[Stored data]
↓
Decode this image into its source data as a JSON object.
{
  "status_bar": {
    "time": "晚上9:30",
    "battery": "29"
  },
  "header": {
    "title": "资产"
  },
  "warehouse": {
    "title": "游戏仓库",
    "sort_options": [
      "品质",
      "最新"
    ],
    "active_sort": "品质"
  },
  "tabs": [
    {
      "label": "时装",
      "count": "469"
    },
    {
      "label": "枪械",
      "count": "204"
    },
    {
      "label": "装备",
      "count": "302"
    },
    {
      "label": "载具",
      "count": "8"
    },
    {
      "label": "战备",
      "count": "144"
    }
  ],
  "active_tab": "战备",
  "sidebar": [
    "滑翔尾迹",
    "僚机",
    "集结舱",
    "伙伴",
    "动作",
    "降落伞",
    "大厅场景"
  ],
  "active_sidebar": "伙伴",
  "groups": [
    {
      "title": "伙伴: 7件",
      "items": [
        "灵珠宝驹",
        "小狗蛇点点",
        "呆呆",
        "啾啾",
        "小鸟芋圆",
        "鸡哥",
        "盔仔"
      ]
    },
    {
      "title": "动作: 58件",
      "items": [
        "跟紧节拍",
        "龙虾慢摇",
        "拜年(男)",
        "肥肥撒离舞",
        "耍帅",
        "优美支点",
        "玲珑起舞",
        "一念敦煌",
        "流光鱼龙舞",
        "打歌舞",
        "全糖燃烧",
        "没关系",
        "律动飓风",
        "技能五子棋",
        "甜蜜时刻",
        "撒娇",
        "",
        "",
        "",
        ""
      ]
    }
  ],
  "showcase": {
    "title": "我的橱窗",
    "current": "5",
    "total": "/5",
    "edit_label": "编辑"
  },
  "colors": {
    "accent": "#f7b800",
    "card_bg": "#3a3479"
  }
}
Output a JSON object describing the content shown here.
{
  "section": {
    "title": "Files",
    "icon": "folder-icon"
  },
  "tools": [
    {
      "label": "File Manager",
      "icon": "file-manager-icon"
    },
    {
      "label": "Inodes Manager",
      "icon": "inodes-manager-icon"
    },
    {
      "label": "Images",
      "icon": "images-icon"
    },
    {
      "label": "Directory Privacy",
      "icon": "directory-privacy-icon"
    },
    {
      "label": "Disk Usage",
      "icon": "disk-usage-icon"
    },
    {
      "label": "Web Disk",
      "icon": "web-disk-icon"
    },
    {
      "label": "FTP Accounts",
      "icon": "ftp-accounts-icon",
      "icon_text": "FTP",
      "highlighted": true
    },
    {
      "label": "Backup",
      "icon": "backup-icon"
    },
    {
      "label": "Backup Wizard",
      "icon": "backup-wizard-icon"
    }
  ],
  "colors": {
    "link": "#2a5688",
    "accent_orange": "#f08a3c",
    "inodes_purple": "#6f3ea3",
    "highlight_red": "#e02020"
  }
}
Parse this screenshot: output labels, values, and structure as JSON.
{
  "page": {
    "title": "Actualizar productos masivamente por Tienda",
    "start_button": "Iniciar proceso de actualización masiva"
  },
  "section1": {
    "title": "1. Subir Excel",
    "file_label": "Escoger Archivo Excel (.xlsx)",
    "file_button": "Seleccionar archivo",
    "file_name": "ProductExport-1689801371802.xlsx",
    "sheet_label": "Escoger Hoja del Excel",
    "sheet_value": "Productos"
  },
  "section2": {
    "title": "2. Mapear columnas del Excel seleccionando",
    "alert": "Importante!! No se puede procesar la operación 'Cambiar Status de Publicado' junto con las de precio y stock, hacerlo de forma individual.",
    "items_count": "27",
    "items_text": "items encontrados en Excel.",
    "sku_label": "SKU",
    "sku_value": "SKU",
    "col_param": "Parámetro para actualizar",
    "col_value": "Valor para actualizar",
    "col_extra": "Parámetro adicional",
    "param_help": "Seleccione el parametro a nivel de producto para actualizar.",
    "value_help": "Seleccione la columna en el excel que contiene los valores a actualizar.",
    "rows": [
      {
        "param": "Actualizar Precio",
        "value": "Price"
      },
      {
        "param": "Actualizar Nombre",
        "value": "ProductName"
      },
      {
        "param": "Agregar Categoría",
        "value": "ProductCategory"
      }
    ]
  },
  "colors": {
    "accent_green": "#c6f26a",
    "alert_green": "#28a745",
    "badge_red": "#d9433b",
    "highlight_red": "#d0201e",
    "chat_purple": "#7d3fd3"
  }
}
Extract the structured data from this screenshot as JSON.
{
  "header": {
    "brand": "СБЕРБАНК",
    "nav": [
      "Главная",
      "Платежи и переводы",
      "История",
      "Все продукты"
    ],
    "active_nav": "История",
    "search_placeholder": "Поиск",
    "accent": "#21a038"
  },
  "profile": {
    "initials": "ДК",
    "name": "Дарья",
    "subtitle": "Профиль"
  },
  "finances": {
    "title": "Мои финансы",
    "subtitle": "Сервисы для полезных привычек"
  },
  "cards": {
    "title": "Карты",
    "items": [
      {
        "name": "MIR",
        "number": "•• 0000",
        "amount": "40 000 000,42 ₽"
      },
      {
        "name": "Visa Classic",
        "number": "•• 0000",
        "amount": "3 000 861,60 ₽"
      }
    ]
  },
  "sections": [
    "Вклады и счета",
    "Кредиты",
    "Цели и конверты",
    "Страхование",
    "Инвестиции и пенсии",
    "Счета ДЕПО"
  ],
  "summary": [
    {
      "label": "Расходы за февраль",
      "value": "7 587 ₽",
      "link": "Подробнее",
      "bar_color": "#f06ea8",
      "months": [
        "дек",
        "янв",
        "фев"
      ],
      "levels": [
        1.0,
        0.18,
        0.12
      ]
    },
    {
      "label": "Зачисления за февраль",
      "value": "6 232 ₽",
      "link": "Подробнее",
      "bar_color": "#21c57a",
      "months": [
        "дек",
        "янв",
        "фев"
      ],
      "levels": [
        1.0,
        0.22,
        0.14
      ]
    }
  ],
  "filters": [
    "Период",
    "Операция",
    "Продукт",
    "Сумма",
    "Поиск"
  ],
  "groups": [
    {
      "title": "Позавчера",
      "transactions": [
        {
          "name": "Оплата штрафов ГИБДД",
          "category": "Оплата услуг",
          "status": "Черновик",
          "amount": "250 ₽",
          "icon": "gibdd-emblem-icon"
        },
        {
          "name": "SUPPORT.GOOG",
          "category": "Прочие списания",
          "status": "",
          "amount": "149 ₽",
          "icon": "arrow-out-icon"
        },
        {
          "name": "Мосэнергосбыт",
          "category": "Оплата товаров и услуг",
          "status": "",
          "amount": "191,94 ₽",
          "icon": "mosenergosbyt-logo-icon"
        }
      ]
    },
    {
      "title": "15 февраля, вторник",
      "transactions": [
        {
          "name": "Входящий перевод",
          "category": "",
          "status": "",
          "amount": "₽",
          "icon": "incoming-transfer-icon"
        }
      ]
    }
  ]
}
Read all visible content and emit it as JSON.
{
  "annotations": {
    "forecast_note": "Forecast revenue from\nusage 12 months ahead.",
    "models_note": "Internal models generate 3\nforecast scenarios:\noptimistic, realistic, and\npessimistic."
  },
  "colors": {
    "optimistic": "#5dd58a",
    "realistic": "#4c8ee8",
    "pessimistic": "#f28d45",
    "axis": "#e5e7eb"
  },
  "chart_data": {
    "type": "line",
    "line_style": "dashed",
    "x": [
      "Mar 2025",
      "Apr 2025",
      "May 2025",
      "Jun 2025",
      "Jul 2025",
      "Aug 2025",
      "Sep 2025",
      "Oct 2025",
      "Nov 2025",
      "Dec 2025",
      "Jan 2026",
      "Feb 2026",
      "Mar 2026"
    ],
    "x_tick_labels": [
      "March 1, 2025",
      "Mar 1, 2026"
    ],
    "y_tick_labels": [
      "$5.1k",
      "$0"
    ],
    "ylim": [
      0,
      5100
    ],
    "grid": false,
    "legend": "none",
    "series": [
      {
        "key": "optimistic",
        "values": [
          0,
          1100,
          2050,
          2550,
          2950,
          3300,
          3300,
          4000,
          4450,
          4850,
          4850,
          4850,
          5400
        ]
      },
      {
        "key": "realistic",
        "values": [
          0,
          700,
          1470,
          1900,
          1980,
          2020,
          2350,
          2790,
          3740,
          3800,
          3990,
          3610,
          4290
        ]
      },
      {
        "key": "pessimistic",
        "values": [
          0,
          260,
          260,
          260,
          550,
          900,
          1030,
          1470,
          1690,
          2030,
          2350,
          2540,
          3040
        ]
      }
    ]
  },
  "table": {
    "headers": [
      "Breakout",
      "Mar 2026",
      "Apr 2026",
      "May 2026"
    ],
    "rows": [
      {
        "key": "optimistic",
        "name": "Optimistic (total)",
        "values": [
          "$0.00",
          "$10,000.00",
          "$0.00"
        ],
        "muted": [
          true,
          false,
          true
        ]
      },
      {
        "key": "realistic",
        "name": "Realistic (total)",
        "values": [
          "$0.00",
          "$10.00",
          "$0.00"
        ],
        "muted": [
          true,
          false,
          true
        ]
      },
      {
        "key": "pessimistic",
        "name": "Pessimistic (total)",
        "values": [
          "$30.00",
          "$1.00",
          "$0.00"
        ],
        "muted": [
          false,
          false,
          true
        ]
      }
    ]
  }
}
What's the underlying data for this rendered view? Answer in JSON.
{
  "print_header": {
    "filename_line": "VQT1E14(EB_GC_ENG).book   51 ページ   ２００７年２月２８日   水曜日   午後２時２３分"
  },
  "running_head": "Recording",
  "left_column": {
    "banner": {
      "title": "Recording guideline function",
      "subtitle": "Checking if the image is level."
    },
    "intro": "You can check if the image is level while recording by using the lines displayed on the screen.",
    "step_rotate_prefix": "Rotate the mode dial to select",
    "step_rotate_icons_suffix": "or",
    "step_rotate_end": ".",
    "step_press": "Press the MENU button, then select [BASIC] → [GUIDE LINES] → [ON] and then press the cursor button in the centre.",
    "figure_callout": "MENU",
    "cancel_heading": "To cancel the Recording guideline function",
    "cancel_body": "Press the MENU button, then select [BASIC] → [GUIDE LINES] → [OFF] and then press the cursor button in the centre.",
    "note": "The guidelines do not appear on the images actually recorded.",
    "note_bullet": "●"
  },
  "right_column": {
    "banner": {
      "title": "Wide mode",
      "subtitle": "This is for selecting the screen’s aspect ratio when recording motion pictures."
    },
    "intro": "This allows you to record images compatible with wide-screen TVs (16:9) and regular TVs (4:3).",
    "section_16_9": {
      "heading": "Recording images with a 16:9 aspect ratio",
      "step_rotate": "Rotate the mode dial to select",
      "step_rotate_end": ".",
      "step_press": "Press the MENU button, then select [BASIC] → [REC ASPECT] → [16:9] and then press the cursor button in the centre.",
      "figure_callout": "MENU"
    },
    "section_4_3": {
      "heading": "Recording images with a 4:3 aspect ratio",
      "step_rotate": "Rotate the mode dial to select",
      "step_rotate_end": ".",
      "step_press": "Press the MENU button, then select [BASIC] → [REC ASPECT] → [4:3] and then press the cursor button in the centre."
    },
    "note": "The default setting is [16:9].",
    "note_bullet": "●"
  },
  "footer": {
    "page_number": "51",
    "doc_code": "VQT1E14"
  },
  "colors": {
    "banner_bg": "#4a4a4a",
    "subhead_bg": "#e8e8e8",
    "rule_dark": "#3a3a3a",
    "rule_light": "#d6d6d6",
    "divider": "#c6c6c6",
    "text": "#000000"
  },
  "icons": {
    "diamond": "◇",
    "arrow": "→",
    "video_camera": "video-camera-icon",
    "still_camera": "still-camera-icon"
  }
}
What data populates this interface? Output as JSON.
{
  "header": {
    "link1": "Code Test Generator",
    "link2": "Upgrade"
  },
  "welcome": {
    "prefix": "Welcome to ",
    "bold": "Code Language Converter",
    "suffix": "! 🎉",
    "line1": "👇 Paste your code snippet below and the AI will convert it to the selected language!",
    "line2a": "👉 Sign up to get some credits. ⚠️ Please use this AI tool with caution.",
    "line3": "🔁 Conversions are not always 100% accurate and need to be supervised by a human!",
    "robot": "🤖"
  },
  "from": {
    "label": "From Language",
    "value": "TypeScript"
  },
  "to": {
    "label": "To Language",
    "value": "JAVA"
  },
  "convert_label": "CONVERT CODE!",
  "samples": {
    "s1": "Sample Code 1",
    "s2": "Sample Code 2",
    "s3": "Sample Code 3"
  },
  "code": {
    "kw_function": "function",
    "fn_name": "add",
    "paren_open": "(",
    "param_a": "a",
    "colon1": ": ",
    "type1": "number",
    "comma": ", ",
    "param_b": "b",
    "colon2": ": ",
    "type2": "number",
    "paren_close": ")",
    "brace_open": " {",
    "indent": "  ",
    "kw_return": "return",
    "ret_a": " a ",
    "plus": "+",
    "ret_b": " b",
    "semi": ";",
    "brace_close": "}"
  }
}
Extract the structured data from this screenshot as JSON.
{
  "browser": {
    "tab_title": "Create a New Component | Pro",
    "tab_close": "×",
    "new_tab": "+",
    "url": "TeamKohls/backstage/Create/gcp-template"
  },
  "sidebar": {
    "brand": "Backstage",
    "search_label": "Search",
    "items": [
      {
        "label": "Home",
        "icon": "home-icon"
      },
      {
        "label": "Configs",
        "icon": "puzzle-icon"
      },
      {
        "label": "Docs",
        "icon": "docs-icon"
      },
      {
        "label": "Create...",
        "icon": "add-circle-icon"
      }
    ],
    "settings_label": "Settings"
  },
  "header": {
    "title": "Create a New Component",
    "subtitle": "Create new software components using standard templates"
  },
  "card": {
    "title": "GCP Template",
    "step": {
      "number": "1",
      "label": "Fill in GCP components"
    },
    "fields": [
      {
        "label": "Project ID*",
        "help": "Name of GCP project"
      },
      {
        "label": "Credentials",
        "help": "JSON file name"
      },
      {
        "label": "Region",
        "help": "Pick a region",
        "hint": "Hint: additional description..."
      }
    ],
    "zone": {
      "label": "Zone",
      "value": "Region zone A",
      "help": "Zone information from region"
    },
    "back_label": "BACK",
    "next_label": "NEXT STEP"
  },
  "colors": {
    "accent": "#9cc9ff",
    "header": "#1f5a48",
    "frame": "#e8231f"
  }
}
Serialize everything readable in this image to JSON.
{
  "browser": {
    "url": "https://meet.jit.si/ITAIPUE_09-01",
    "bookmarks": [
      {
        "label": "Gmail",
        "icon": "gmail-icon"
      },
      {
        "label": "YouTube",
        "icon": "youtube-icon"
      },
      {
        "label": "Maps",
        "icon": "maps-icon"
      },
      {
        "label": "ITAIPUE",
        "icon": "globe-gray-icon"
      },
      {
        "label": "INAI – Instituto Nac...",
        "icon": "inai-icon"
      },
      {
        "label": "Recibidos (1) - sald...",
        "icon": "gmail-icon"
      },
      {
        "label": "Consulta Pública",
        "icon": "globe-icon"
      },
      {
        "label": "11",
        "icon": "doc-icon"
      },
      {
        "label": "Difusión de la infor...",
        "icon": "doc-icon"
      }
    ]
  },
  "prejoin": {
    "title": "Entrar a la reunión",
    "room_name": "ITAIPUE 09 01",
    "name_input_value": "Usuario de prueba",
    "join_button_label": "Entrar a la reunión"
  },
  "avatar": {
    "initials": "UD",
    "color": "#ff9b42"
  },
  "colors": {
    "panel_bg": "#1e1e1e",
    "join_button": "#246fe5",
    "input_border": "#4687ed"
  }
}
↑
▸ **Written task**
Quote, without any change, each line from the one that contains "Serialize everything readable" through the end of the material.

▸ **Result for this exercise**
Serialize everything readable in this image to JSON.
{
  "browser": {
    "url": "https://meet.jit.si/ITAIPUE_09-01",
    "bookmarks": [
      {
        "label": "Gmail",
        "icon": "gmail-icon"
      },
      {
        "label": "YouTube",
        "icon": "youtube-icon"
      },
      {
        "label": "Maps",
        "icon": "maps-icon"
      },
      {
        "label": "ITAIPUE",
        "icon": "globe-gray-icon"
      },
      {
        "label": "INAI – Instituto Nac...",
        "icon": "inai-icon"
      },
      {
        "label": "Recibidos (1) - sald...",
        "icon": "gmail-icon"
      },
      {
        "label": "Consulta Pública",
        "icon": "globe-icon"
      },
      {
        "label": "11",
        "icon": "doc-icon"
      },
      {
        "label": "Difusión de la infor...",
        "icon": "doc-icon"
      }
    ]
  },
  "prejoin": {
    "title": "Entrar a la reunión",
    "room_name": "ITAIPUE 09 01",
    "name_input_value": "Usuario de prueba",
    "join_button_label": "Entrar a la reunión"
  },
  "avatar": {
    "initials": "UD",
    "color": "#ff9b42"
  },
  "colors": {
    "panel_bg": "#1e1e1e",
    "join_button": "#246fe5",
    "input_border": "#4687ed"
  }
}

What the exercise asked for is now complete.